_Exercise brief_. Reproduce the full listing below unchanged, apart from the pictures.

_The records_.
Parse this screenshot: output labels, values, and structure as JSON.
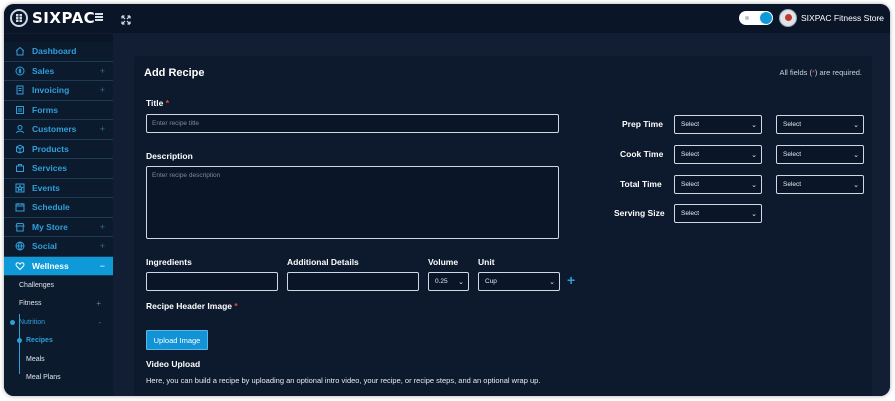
{
  "topbar": {
    "logo_text": "SIXPAC",
    "store_name": "SIXPAC Fitness Store"
  },
  "sidebar": {
    "items": [
      {
        "label": "Dashboard",
        "icon": "home-icon",
        "plus": ""
      },
      {
        "label": "Sales",
        "icon": "dollar-icon",
        "plus": "+"
      },
      {
        "label": "Invoicing",
        "icon": "invoice-icon",
        "plus": "+"
      },
      {
        "label": "Forms",
        "icon": "forms-icon",
        "plus": ""
      },
      {
        "label": "Customers",
        "icon": "user-icon",
        "plus": "+"
      },
      {
        "label": "Products",
        "icon": "box-icon",
        "plus": ""
      },
      {
        "label": "Services",
        "icon": "services-icon",
        "plus": ""
      },
      {
        "label": "Events",
        "icon": "star-icon",
        "plus": ""
      },
      {
        "label": "Schedule",
        "icon": "calendar-icon",
        "plus": ""
      },
      {
        "label": "My Store",
        "icon": "store-icon",
        "plus": "+"
      },
      {
        "label": "Social",
        "icon": "globe-icon",
        "plus": "+"
      },
      {
        "label": "Wellness",
        "icon": "heart-icon",
        "plus": "−"
      }
    ],
    "wellness_sub": {
      "challenges": "Challenges",
      "fitness": "Fitness",
      "fitness_plus": "+",
      "nutrition": "Nutrition",
      "nutrition_minus": "-",
      "recipes": "Recipes",
      "meals": "Meals",
      "meal_plans": "Meal Plans"
    }
  },
  "form": {
    "title": "Add Recipe",
    "required_note_prefix": "All fields (",
    "required_star": "*",
    "required_note_suffix": ") are required.",
    "title_label": "Title",
    "title_placeholder": "Enter recipe title",
    "description_label": "Description",
    "description_placeholder": "Enter recipe description",
    "ingredients_label": "Ingredients",
    "additional_label": "Additional Details",
    "volume_label": "Volume",
    "volume_value": "0.25",
    "unit_label": "Unit",
    "unit_value": "Cup",
    "add_symbol": "+",
    "header_image_label": "Recipe Header Image",
    "upload_button": "Upload Image",
    "video_label": "Video Upload",
    "video_text": "Here, you can build a recipe by uploading an optional intro video, your recipe, or recipe steps, and an optional wrap up.",
    "prep_label": "Prep Time",
    "cook_label": "Cook Time",
    "total_label": "Total Time",
    "serving_label": "Serving Size",
    "select_text": "Select"
  }
}
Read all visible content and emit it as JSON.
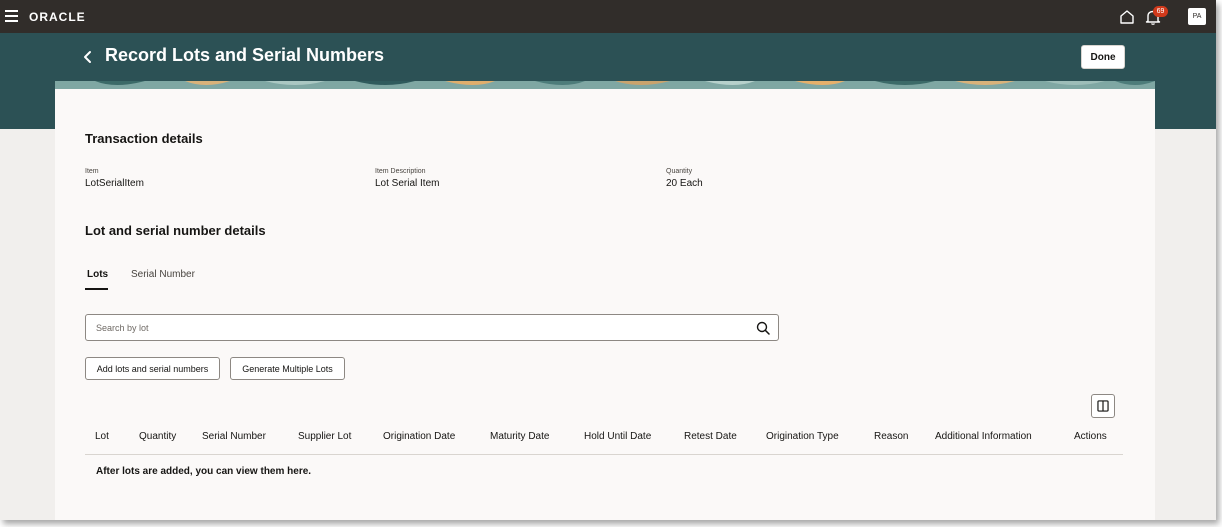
{
  "topbar": {
    "logo": "ORACLE",
    "notification_count": "69",
    "avatar_initials": "PA"
  },
  "header": {
    "title": "Record Lots and Serial Numbers",
    "done_label": "Done"
  },
  "transaction": {
    "section_title": "Transaction details",
    "fields": [
      {
        "label": "Item",
        "value": "LotSerialItem"
      },
      {
        "label": "Item Description",
        "value": "Lot Serial Item"
      },
      {
        "label": "Quantity",
        "value": "20 Each"
      }
    ]
  },
  "lot_details": {
    "section_title": "Lot and serial number details",
    "tabs": [
      {
        "label": "Lots",
        "active": true
      },
      {
        "label": "Serial Number",
        "active": false
      }
    ],
    "search_placeholder": "Search by lot",
    "buttons": {
      "add": "Add lots and serial numbers",
      "generate": "Generate Multiple Lots"
    },
    "columns": [
      "Lot",
      "Quantity",
      "Serial Number",
      "Supplier Lot",
      "Origination Date",
      "Maturity Date",
      "Hold Until Date",
      "Retest Date",
      "Origination Type",
      "Reason",
      "Additional Information",
      "Actions"
    ],
    "empty_message": "After lots are added, you can view them here."
  },
  "colors": {
    "topbar": "#312d2a",
    "band": "#2c5155",
    "card": "#fbf9f8",
    "badge": "#d0391b"
  }
}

_Output of the task_.
Parse this screenshot: output labels, values, and structure as JSON.
{
  "topbar": {
    "logo_text": "SIXPAC",
    "store_name": "SIXPAC Fitness Store"
  },
  "sidebar": {
    "items": [
      {
        "label": "Dashboard",
        "icon": "home-icon",
        "plus": ""
      },
      {
        "label": "Sales",
        "icon": "dollar-icon",
        "plus": "+"
      },
      {
        "label": "Invoicing",
        "icon": "invoice-icon",
        "plus": "+"
      },
      {
        "label": "Forms",
        "icon": "forms-icon",
        "plus": ""
      },
      {
        "label": "Customers",
        "icon": "user-icon",
        "plus": "+"
      },
      {
        "label": "Products",
        "icon": "box-icon",
        "plus": ""
      },
      {
        "label": "Services",
        "icon": "services-icon",
        "plus": ""
      },
      {
        "label": "Events",
        "icon": "star-icon",
        "plus": ""
      },
      {
        "label": "Schedule",
        "icon": "calendar-icon",
        "plus": ""
      },
      {
        "label": "My Store",
        "icon": "store-icon",
        "plus": "+"
      },
      {
        "label": "Social",
        "icon": "globe-icon",
        "plus": "+"
      },
      {
        "label": "Wellness",
        "icon": "heart-icon",
        "plus": "−"
      }
    ],
    "wellness_sub": {
      "challenges": "Challenges",
      "fitness": "Fitness",
      "fitness_plus": "+",
      "nutrition": "Nutrition",
      "nutrition_minus": "-",
      "recipes": "Recipes",
      "meals": "Meals",
      "meal_plans": "Meal Plans"
    }
  },
  "form": {
    "title": "Add Recipe",
    "required_note_prefix": "All fields (",
    "required_star": "*",
    "required_note_suffix": ") are required.",
    "title_label": "Title",
    "title_placeholder": "Enter recipe title",
    "description_label": "Description",
    "description_placeholder": "Enter recipe description",
    "ingredients_label": "Ingredients",
    "additional_label": "Additional Details",
    "volume_label": "Volume",
    "volume_value": "0.25",
    "unit_label": "Unit",
    "unit_value": "Cup",
    "add_symbol": "+",
    "header_image_label": "Recipe Header Image",
    "upload_button": "Upload Image",
    "video_label": "Video Upload",
    "video_text": "Here, you can build a recipe by uploading an optional intro video, your recipe, or recipe steps, and an optional wrap up.",
    "prep_label": "Prep Time",
    "cook_label": "Cook Time",
    "total_label": "Total Time",
    "serving_label": "Serving Size",
    "select_text": "Select"
  }
}
Read all visible content and emit it as JSON.
{
  "topbar": {
    "logo": "ORACLE",
    "notification_count": "69",
    "avatar_initials": "PA"
  },
  "header": {
    "title": "Record Lots and Serial Numbers",
    "done_label": "Done"
  },
  "transaction": {
    "section_title": "Transaction details",
    "fields": [
      {
        "label": "Item",
        "value": "LotSerialItem"
      },
      {
        "label": "Item Description",
        "value": "Lot Serial Item"
      },
      {
        "label": "Quantity",
        "value": "20 Each"
      }
    ]
  },
  "lot_details": {
    "section_title": "Lot and serial number details",
    "tabs": [
      {
        "label": "Lots",
        "active": true
      },
      {
        "label": "Serial Number",
        "active": false
      }
    ],
    "search_placeholder": "Search by lot",
    "buttons": {
      "add": "Add lots and serial numbers",
      "generate": "Generate Multiple Lots"
    },
    "columns": [
      "Lot",
      "Quantity",
      "Serial Number",
      "Supplier Lot",
      "Origination Date",
      "Maturity Date",
      "Hold Until Date",
      "Retest Date",
      "Origination Type",
      "Reason",
      "Additional Information",
      "Actions"
    ],
    "empty_message": "After lots are added, you can view them here."
  },
  "colors": {
    "topbar": "#312d2a",
    "band": "#2c5155",
    "card": "#fbf9f8",
    "badge": "#d0391b"
  }
}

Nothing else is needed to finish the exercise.